### Work instructions
The records below are to be quoted in full; please keep every word exact.

### Data shown
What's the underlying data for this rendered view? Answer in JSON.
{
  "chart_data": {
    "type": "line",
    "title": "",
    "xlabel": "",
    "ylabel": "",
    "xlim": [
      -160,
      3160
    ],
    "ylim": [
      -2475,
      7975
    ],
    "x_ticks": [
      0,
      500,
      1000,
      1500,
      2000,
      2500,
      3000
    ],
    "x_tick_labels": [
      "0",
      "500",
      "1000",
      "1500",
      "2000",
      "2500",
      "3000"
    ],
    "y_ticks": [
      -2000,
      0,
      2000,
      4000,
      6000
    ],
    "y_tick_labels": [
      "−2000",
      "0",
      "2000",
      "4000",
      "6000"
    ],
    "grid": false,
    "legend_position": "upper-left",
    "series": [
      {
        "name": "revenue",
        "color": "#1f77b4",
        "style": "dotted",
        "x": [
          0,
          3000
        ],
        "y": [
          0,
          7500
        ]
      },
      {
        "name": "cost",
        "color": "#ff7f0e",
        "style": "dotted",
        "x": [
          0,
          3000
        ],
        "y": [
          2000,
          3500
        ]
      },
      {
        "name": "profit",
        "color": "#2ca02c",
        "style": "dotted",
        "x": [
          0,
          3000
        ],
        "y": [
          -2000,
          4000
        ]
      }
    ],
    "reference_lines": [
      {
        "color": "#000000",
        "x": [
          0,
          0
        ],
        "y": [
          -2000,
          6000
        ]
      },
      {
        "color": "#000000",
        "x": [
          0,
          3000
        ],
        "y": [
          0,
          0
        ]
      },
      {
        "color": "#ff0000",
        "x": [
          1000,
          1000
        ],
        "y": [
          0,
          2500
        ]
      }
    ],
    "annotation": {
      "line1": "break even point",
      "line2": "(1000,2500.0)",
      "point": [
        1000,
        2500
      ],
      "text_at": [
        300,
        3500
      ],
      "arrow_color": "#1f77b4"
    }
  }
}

### Answer to the exercise
What's the underlying data for this rendered view? Answer in JSON.
{
  "chart_data": {
    "type": "line",
    "title": "",
    "xlabel": "",
    "ylabel": "",
    "xlim": [
      -160,
      3160
    ],
    "ylim": [
      -2475,
      7975
    ],
    "x_ticks": [
      0,
      500,
      1000,
      1500,
      2000,
      2500,
      3000
    ],
    "x_tick_labels": [
      "0",
      "500",
      "1000",
      "1500",
      "2000",
      "2500",
      "3000"
    ],
    "y_ticks": [
      -2000,
      0,
      2000,
      4000,
      6000
    ],
    "y_tick_labels": [
      "−2000",
      "0",
      "2000",
      "4000",
      "6000"
    ],
    "grid": false,
    "legend_position": "upper-left",
    "series": [
      {
        "name": "revenue",
        "color": "#1f77b4",
        "style": "dotted",
        "x": [
          0,
          3000
        ],
        "y": [
          0,
          7500
        ]
      },
      {
        "name": "cost",
        "color": "#ff7f0e",
        "style": "dotted",
        "x": [
          0,
          3000
        ],
        "y": [
          2000,
          3500
        ]
      },
      {
        "name": "profit",
        "color": "#2ca02c",
        "style": "dotted",
        "x": [
          0,
          3000
        ],
        "y": [
          -2000,
          4000
        ]
      }
    ],
    "reference_lines": [
      {
        "color": "#000000",
        "x": [
          0,
          0
        ],
        "y": [
          -2000,
          6000
        ]
      },
      {
        "color": "#000000",
        "x": [
          0,
          3000
        ],
        "y": [
          0,
          0
        ]
      },
      {
        "color": "#ff0000",
        "x": [
          1000,
          1000
        ],
        "y": [
          0,
          2500
        ]
      }
    ],
    "annotation": {
      "line1": "break even point",
      "line2": "(1000,2500.0)",
      "point": [
        1000,
        2500
      ],
      "text_at": [
        300,
        3500
      ],
      "arrow_color": "#1f77b4"
    }
  }
}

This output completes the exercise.